Task instructions => Transcribe the entries below exactly.

(Data records)
## BEGIN

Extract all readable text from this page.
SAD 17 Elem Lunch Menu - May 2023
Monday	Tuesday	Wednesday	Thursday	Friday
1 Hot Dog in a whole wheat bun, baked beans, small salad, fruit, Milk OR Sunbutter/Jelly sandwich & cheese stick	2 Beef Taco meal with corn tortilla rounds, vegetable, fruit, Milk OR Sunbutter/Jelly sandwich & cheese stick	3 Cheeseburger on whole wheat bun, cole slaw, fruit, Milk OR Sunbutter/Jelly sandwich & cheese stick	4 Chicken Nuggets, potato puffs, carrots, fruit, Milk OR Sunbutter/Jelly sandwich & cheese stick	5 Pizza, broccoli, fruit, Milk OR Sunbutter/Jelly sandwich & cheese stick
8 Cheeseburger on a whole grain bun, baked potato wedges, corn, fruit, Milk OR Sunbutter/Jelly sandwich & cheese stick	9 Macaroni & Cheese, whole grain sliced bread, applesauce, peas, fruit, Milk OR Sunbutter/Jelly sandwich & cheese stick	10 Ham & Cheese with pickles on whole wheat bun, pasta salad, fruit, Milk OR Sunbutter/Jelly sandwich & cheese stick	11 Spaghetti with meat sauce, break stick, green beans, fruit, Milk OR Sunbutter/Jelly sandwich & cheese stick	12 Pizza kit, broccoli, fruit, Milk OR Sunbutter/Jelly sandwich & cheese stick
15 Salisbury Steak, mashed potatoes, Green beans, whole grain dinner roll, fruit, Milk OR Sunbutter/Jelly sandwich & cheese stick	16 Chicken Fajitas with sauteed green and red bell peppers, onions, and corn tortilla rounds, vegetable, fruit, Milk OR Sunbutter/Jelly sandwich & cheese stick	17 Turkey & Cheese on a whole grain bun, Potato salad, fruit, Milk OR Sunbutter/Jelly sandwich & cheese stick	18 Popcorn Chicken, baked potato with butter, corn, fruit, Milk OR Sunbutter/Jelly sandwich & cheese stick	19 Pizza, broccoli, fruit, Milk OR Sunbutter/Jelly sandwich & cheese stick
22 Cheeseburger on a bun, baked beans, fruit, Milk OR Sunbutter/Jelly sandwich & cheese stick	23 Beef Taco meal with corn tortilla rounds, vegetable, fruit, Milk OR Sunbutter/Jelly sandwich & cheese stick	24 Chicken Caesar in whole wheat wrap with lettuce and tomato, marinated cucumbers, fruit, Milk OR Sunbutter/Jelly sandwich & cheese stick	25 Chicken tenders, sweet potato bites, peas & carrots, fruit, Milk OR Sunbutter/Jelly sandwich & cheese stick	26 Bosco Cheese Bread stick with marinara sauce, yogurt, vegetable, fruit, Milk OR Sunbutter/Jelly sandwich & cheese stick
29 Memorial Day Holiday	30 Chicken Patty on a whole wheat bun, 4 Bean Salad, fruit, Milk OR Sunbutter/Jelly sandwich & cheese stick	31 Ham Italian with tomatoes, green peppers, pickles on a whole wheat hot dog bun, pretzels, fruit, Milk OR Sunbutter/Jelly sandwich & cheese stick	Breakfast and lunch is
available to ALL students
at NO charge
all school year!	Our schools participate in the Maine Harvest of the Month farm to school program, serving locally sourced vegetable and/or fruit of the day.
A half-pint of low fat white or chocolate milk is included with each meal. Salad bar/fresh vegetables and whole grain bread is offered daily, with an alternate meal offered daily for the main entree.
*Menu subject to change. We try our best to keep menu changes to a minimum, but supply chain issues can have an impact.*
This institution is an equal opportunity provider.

## END

The result =>
Extract all readable text from this page.
SAD 17 Elem Lunch Menu - May 2023
Monday	Tuesday	Wednesday	Thursday	Friday
1 Hot Dog in a whole wheat bun, baked beans, small salad, fruit, Milk OR Sunbutter/Jelly sandwich & cheese stick	2 Beef Taco meal with corn tortilla rounds, vegetable, fruit, Milk OR Sunbutter/Jelly sandwich & cheese stick	3 Cheeseburger on whole wheat bun, cole slaw, fruit, Milk OR Sunbutter/Jelly sandwich & cheese stick	4 Chicken Nuggets, potato puffs, carrots, fruit, Milk OR Sunbutter/Jelly sandwich & cheese stick	5 Pizza, broccoli, fruit, Milk OR Sunbutter/Jelly sandwich & cheese stick
8 Cheeseburger on a whole grain bun, baked potato wedges, corn, fruit, Milk OR Sunbutter/Jelly sandwich & cheese stick	9 Macaroni & Cheese, whole grain sliced bread, applesauce, peas, fruit, Milk OR Sunbutter/Jelly sandwich & cheese stick	10 Ham & Cheese with pickles on whole wheat bun, pasta salad, fruit, Milk OR Sunbutter/Jelly sandwich & cheese stick	11 Spaghetti with meat sauce, break stick, green beans, fruit, Milk OR Sunbutter/Jelly sandwich & cheese stick	12 Pizza kit, broccoli, fruit, Milk OR Sunbutter/Jelly sandwich & cheese stick
15 Salisbury Steak, mashed potatoes, Green beans, whole grain dinner roll, fruit, Milk OR Sunbutter/Jelly sandwich & cheese stick	16 Chicken Fajitas with sauteed green and red bell peppers, onions, and corn tortilla rounds, vegetable, fruit, Milk OR Sunbutter/Jelly sandwich & cheese stick	17 Turkey & Cheese on a whole grain bun, Potato salad, fruit, Milk OR Sunbutter/Jelly sandwich & cheese stick	18 Popcorn Chicken, baked potato with butter, corn, fruit, Milk OR Sunbutter/Jelly sandwich & cheese stick	19 Pizza, broccoli, fruit, Milk OR Sunbutter/Jelly sandwich & cheese stick
22 Cheeseburger on a bun, baked beans, fruit, Milk OR Sunbutter/Jelly sandwich & cheese stick	23 Beef Taco meal with corn tortilla rounds, vegetable, fruit, Milk OR Sunbutter/Jelly sandwich & cheese stick	24 Chicken Caesar in whole wheat wrap with lettuce and tomato, marinated cucumbers, fruit, Milk OR Sunbutter/Jelly sandwich & cheese stick	25 Chicken tenders, sweet potato bites, peas & carrots, fruit, Milk OR Sunbutter/Jelly sandwich & cheese stick	26 Bosco Cheese Bread stick with marinara sauce, yogurt, vegetable, fruit, Milk OR Sunbutter/Jelly sandwich & cheese stick
29 Memorial Day Holiday	30 Chicken Patty on a whole wheat bun, 4 Bean Salad, fruit, Milk OR Sunbutter/Jelly sandwich & cheese stick	31 Ham Italian with tomatoes, green peppers, pickles on a whole wheat hot dog bun, pretzels, fruit, Milk OR Sunbutter/Jelly sandwich & cheese stick	Breakfast and lunch is
available to ALL students
at NO charge
all school year!	Our schools participate in the Maine Harvest of the Month farm to school program, serving locally sourced vegetable and/or fruit of the day.
A half-pint of low fat white or chocolate milk is included with each meal. Salad bar/fresh vegetables and whole grain bread is offered daily, with an alternate meal offered daily for the main entree.
*Menu subject to change. We try our best to keep menu changes to a minimum, but supply chain issues can have an impact.*
This institution is an equal opportunity provider.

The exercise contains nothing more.